# [Exercise objective]
What follows is a listing; restate every line of it word for word.

::: Entries shown

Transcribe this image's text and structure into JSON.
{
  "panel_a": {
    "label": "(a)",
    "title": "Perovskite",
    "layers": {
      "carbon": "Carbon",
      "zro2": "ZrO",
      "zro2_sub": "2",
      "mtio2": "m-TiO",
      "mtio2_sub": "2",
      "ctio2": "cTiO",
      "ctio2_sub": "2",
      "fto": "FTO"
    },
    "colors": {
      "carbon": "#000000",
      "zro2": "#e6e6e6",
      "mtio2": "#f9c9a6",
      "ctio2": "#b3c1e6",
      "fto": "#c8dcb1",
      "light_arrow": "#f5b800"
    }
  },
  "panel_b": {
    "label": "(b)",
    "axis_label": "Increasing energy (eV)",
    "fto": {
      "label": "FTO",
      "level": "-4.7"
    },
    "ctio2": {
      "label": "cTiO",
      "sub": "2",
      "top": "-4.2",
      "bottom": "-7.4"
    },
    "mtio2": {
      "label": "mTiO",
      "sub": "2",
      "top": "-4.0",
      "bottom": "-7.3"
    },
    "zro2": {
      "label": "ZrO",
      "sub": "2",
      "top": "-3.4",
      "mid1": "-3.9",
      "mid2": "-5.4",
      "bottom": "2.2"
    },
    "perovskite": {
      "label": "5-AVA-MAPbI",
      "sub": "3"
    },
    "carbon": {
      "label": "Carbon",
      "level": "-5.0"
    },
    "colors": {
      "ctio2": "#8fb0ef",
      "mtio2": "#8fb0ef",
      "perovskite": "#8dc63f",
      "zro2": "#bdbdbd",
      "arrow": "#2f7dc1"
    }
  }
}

::::::

# [Answer in full]
Transcribe this image's text and structure into JSON.
{
  "panel_a": {
    "label": "(a)",
    "title": "Perovskite",
    "layers": {
      "carbon": "Carbon",
      "zro2": "ZrO",
      "zro2_sub": "2",
      "mtio2": "m-TiO",
      "mtio2_sub": "2",
      "ctio2": "cTiO",
      "ctio2_sub": "2",
      "fto": "FTO"
    },
    "colors": {
      "carbon": "#000000",
      "zro2": "#e6e6e6",
      "mtio2": "#f9c9a6",
      "ctio2": "#b3c1e6",
      "fto": "#c8dcb1",
      "light_arrow": "#f5b800"
    }
  },
  "panel_b": {
    "label": "(b)",
    "axis_label": "Increasing energy (eV)",
    "fto": {
      "label": "FTO",
      "level": "-4.7"
    },
    "ctio2": {
      "label": "cTiO",
      "sub": "2",
      "top": "-4.2",
      "bottom": "-7.4"
    },
    "mtio2": {
      "label": "mTiO",
      "sub": "2",
      "top": "-4.0",
      "bottom": "-7.3"
    },
    "zro2": {
      "label": "ZrO",
      "sub": "2",
      "top": "-3.4",
      "mid1": "-3.9",
      "mid2": "-5.4",
      "bottom": "2.2"
    },
    "perovskite": {
      "label": "5-AVA-MAPbI",
      "sub": "3"
    },
    "carbon": {
      "label": "Carbon",
      "level": "-5.0"
    },
    "colors": {
      "ctio2": "#8fb0ef",
      "mtio2": "#8fb0ef",
      "perovskite": "#8dc63f",
      "zro2": "#bdbdbd",
      "arrow": "#2f7dc1"
    }
  }
}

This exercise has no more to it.